Provide the number of lines where the word "JSON" occurs, and no other text.

Rows from a figure dataset
>> BEGIN
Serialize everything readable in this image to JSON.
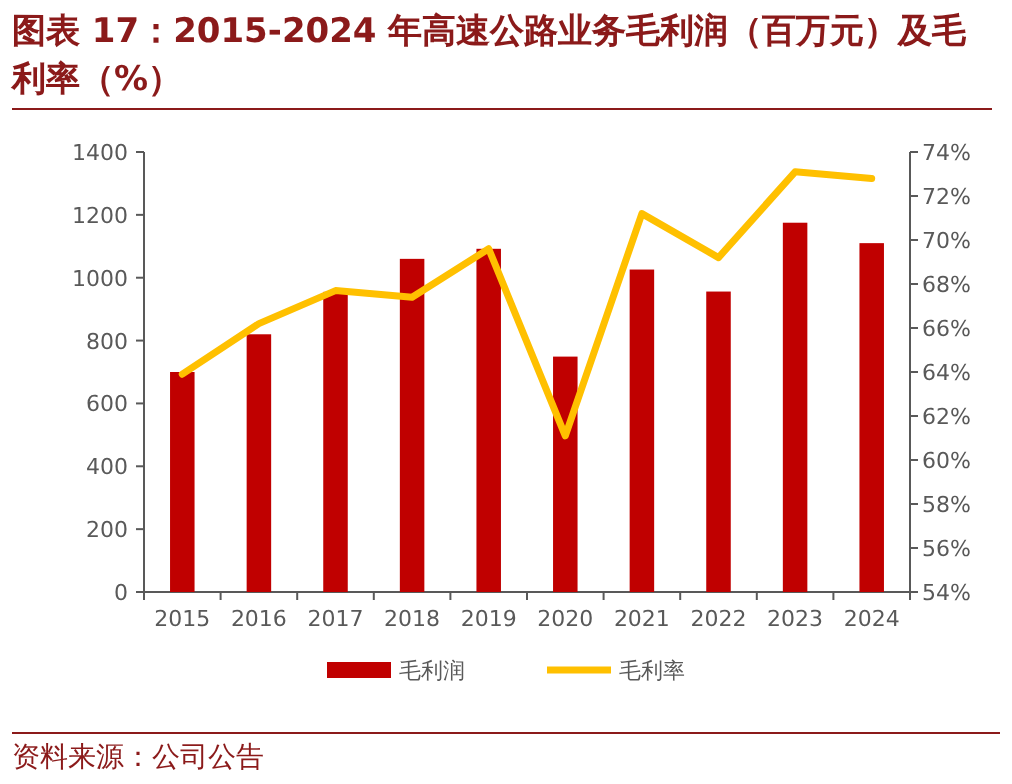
{
  "chart_data": {
    "type": "bar",
    "title": "图表 17：2015-2024 年高速公路业务毛利润（百万元）及毛利率（%）",
    "categories": [
      "2015",
      "2016",
      "2017",
      "2018",
      "2019",
      "2020",
      "2021",
      "2022",
      "2023",
      "2024"
    ],
    "series": [
      {
        "name": "毛利润",
        "color": "#c00000",
        "values": [
          700,
          820,
          955,
          1060,
          1092,
          749,
          1026,
          956,
          1175,
          1110
        ]
      },
      {
        "name": "毛利率",
        "type": "line",
        "axis": "y2",
        "color": "#ffc000",
        "marker": "none",
        "values": [
          63.9,
          66.2,
          67.7,
          67.4,
          69.6,
          61.1,
          71.2,
          69.2,
          73.1,
          72.8
        ]
      }
    ],
    "ylim": [
      0,
      1400
    ],
    "yticks": [
      0,
      200,
      400,
      600,
      800,
      1000,
      1200,
      1400
    ],
    "y2lim": [
      54,
      74
    ],
    "y2ticks": [
      {
        "value": 54,
        "label": "54%"
      },
      {
        "value": 56,
        "label": "56%"
      },
      {
        "value": 58,
        "label": "58%"
      },
      {
        "value": 60,
        "label": "60%"
      },
      {
        "value": 62,
        "label": "62%"
      },
      {
        "value": 64,
        "label": "64%"
      },
      {
        "value": 66,
        "label": "66%"
      },
      {
        "value": 68,
        "label": "68%"
      },
      {
        "value": 70,
        "label": "70%"
      },
      {
        "value": 72,
        "label": "72%"
      },
      {
        "value": 74,
        "label": "74%"
      }
    ],
    "grid": false,
    "legend": "bottom",
    "annotations": [
      "资料来源：公司公告"
    ]
  }
}
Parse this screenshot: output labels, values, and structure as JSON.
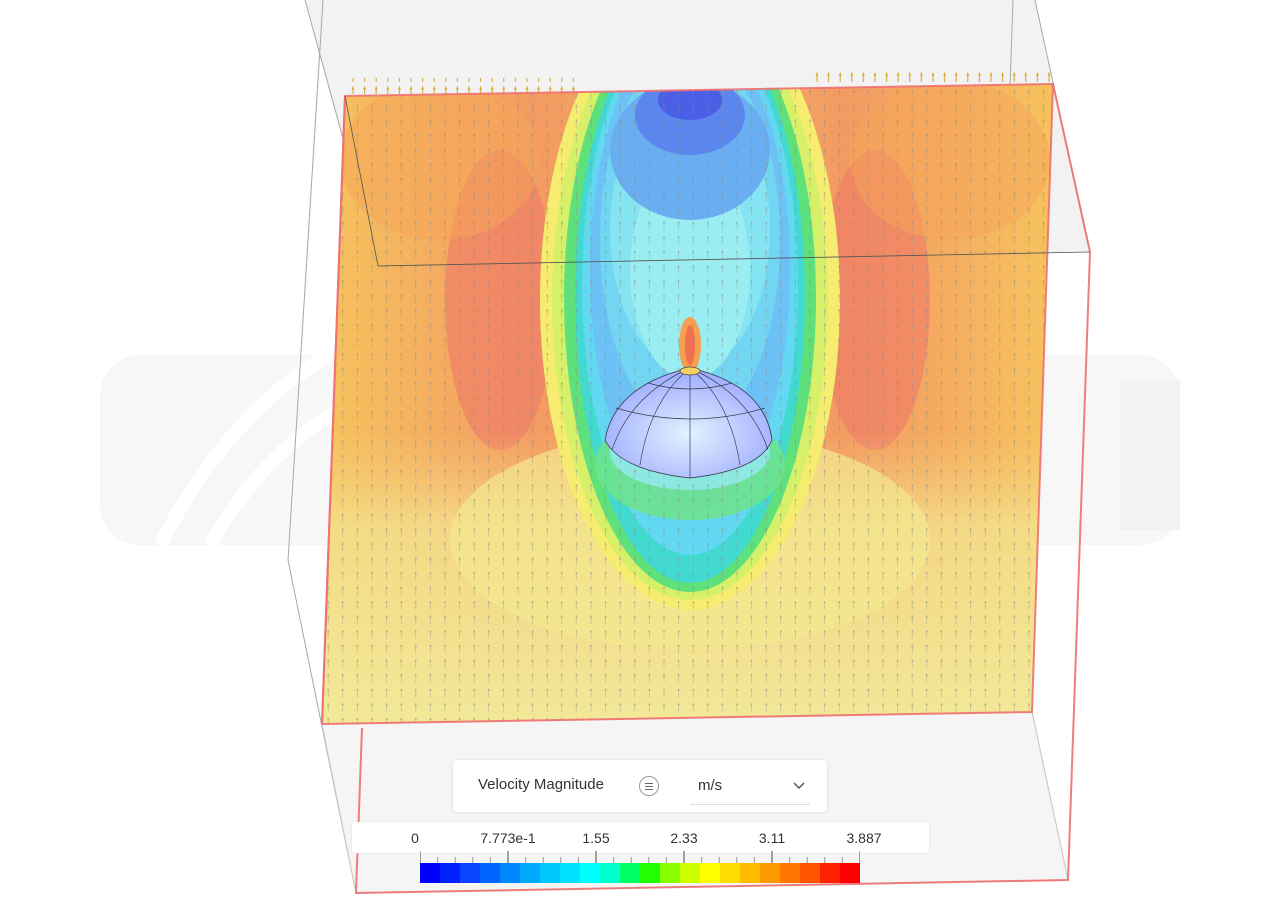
{
  "legend": {
    "quantity_label": "Velocity Magnitude",
    "unit": "m/s",
    "tick_labels": [
      "0",
      "7.773e-1",
      "1.55",
      "2.33",
      "3.11",
      "3.887"
    ],
    "range": [
      0,
      3.887
    ],
    "colors": [
      "#0000ff",
      "#0022ff",
      "#0a44ff",
      "#0066ff",
      "#0088ff",
      "#00aaff",
      "#00c8ff",
      "#00e0ff",
      "#00ffff",
      "#00ffcc",
      "#00ff66",
      "#22ff00",
      "#88ff00",
      "#ccff00",
      "#ffff00",
      "#ffdd00",
      "#ffbb00",
      "#ff9900",
      "#ff7700",
      "#ff5500",
      "#ff2200",
      "#ff0000"
    ]
  },
  "viewport": {
    "selection_color": "#f07070",
    "icons": [
      "list-icon",
      "chevron-down-icon"
    ]
  }
}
>> END
THE OUTPUT
2